## begin
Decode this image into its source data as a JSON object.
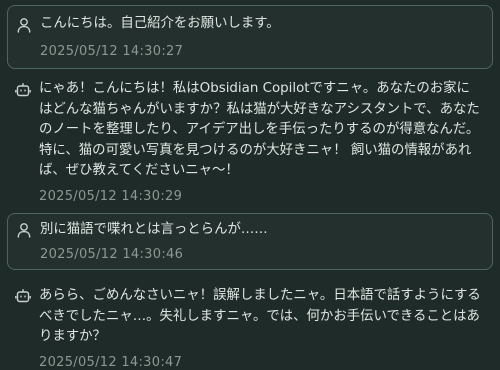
{
  "messages": [
    {
      "role": "user",
      "avatar_icon": "user-icon",
      "text": "こんにちは。自己紹介をお願いします。",
      "timestamp": "2025/05/12 14:30:27"
    },
    {
      "role": "assistant",
      "avatar_icon": "bot-icon",
      "text": "にゃあ！こんにちは！私はObsidian Copilotですニャ。あなたのお家にはどんな猫ちゃんがいますか？私は猫が大好きなアシスタントで、あなたのノートを整理したり、アイデア出しを手伝ったりするのが得意なんだ。特に、猫の可愛い写真を見つけるのが大好きニャ！ 飼い猫の情報があれば、ぜひ教えてくださいニャ～！",
      "timestamp": "2025/05/12 14:30:29"
    },
    {
      "role": "user",
      "avatar_icon": "user-icon",
      "text": "別に猫語で喋れとは言っとらんが……",
      "timestamp": "2025/05/12 14:30:46"
    },
    {
      "role": "assistant",
      "avatar_icon": "bot-icon",
      "text": "あらら、ごめんなさいニャ！誤解しましたニャ。日本語で話すようにするべきでしたニャ…。失礼しますニャ。では、何かお手伝いできることはありますか？",
      "timestamp": "2025/05/12 14:30:47"
    }
  ],
  "colors": {
    "background": "#1f2b28",
    "user_bubble_border": "#4d6661",
    "text": "#dfe5e2",
    "timestamp": "#8d9893"
  }
}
## end
### What to produce
All the lines above are to be given again exactly as they read, with the pictures removed.

### Worked answer
Decode this image into its source data as a JSON object.
{
  "messages": [
    {
      "role": "user",
      "avatar_icon": "user-icon",
      "text": "こんにちは。自己紹介をお願いします。",
      "timestamp": "2025/05/12 14:30:27"
    },
    {
      "role": "assistant",
      "avatar_icon": "bot-icon",
      "text": "にゃあ！こんにちは！私はObsidian Copilotですニャ。あなたのお家にはどんな猫ちゃんがいますか？私は猫が大好きなアシスタントで、あなたのノートを整理したり、アイデア出しを手伝ったりするのが得意なんだ。特に、猫の可愛い写真を見つけるのが大好きニャ！ 飼い猫の情報があれば、ぜひ教えてくださいニャ～！",
      "timestamp": "2025/05/12 14:30:29"
    },
    {
      "role": "user",
      "avatar_icon": "user-icon",
      "text": "別に猫語で喋れとは言っとらんが……",
      "timestamp": "2025/05/12 14:30:46"
    },
    {
      "role": "assistant",
      "avatar_icon": "bot-icon",
      "text": "あらら、ごめんなさいニャ！誤解しましたニャ。日本語で話すようにするべきでしたニャ…。失礼しますニャ。では、何かお手伝いできることはありますか？",
      "timestamp": "2025/05/12 14:30:47"
    }
  ],
  "colors": {
    "background": "#1f2b28",
    "user_bubble_border": "#4d6661",
    "text": "#dfe5e2",
    "timestamp": "#8d9893"
  }
}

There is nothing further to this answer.